▶ [Directions for this task]
Reproduce the records verbatim from their first line through the line containing "275, 120, 278]", both included.

▶ [Material shown]
● ● ●

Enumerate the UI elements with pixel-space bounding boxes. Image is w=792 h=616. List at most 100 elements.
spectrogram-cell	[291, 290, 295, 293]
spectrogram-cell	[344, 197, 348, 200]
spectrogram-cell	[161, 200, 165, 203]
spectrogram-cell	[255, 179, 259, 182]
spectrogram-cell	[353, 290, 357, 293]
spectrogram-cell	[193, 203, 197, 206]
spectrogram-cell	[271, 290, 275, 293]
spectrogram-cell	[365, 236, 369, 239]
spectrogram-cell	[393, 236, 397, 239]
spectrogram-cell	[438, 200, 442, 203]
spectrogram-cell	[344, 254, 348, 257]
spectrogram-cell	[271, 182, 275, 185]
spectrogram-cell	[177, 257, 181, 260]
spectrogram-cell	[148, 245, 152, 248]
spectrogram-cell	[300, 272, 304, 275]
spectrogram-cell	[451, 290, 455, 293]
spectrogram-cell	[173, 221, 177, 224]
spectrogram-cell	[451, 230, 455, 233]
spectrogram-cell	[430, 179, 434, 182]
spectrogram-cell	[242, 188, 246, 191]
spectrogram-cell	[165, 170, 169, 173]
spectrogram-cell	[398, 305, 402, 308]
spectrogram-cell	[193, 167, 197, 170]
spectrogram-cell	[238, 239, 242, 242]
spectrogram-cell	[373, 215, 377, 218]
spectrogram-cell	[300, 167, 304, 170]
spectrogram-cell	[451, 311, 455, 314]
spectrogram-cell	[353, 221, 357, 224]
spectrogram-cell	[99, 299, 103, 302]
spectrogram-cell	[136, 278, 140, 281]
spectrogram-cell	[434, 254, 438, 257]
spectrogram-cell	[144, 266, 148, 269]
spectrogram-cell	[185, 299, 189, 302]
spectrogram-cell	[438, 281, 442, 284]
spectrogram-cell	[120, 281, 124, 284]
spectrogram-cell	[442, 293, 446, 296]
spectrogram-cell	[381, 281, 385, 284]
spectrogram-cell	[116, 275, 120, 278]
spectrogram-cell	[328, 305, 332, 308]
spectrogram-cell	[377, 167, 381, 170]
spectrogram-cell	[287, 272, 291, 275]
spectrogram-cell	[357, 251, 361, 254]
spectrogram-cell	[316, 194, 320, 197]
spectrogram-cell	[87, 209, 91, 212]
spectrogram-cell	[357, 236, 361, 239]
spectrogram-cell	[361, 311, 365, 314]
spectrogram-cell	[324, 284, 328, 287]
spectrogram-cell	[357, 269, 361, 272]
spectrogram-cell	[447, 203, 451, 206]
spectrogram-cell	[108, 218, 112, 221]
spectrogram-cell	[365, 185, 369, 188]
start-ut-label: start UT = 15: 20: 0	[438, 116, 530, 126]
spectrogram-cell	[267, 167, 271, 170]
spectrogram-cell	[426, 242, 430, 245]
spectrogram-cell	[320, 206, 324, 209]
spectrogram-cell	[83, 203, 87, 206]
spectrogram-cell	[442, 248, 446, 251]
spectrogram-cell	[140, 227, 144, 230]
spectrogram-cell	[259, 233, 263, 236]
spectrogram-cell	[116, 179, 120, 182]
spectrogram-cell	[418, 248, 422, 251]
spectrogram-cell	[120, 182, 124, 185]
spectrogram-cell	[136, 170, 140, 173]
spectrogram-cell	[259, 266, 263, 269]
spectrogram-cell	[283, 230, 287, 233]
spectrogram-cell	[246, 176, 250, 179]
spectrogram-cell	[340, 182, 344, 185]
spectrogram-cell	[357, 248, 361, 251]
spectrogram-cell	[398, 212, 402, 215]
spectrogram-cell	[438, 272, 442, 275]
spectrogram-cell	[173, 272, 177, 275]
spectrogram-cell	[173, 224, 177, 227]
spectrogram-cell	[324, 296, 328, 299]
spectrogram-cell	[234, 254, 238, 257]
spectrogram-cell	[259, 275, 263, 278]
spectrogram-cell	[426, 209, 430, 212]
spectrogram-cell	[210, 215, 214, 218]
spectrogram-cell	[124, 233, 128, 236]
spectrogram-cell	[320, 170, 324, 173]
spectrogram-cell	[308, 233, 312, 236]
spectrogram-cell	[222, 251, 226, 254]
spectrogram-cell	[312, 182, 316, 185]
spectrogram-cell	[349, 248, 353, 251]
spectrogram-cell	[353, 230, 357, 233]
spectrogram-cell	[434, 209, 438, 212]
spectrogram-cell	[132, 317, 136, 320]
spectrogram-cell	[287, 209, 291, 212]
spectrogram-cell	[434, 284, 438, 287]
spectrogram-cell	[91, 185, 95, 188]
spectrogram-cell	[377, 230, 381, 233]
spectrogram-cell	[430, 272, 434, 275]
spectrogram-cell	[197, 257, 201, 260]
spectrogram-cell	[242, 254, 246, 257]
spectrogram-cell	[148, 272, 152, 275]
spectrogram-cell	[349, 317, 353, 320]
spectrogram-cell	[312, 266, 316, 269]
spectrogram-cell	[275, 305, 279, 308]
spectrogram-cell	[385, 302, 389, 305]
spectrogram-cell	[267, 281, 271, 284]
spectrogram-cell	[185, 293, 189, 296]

● ● ●

▶ [Exercise response]
Enumerate the UI elements with pixel-space bounding boxes. Image is w=792 h=616. List at most 100 elements.
spectrogram-cell	[291, 290, 295, 293]
spectrogram-cell	[344, 197, 348, 200]
spectrogram-cell	[161, 200, 165, 203]
spectrogram-cell	[255, 179, 259, 182]
spectrogram-cell	[353, 290, 357, 293]
spectrogram-cell	[193, 203, 197, 206]
spectrogram-cell	[271, 290, 275, 293]
spectrogram-cell	[365, 236, 369, 239]
spectrogram-cell	[393, 236, 397, 239]
spectrogram-cell	[438, 200, 442, 203]
spectrogram-cell	[344, 254, 348, 257]
spectrogram-cell	[271, 182, 275, 185]
spectrogram-cell	[177, 257, 181, 260]
spectrogram-cell	[148, 245, 152, 248]
spectrogram-cell	[300, 272, 304, 275]
spectrogram-cell	[451, 290, 455, 293]
spectrogram-cell	[173, 221, 177, 224]
spectrogram-cell	[451, 230, 455, 233]
spectrogram-cell	[430, 179, 434, 182]
spectrogram-cell	[242, 188, 246, 191]
spectrogram-cell	[165, 170, 169, 173]
spectrogram-cell	[398, 305, 402, 308]
spectrogram-cell	[193, 167, 197, 170]
spectrogram-cell	[238, 239, 242, 242]
spectrogram-cell	[373, 215, 377, 218]
spectrogram-cell	[300, 167, 304, 170]
spectrogram-cell	[451, 311, 455, 314]
spectrogram-cell	[353, 221, 357, 224]
spectrogram-cell	[99, 299, 103, 302]
spectrogram-cell	[136, 278, 140, 281]
spectrogram-cell	[434, 254, 438, 257]
spectrogram-cell	[144, 266, 148, 269]
spectrogram-cell	[185, 299, 189, 302]
spectrogram-cell	[438, 281, 442, 284]
spectrogram-cell	[120, 281, 124, 284]
spectrogram-cell	[442, 293, 446, 296]
spectrogram-cell	[381, 281, 385, 284]
spectrogram-cell	[116, 275, 120, 278]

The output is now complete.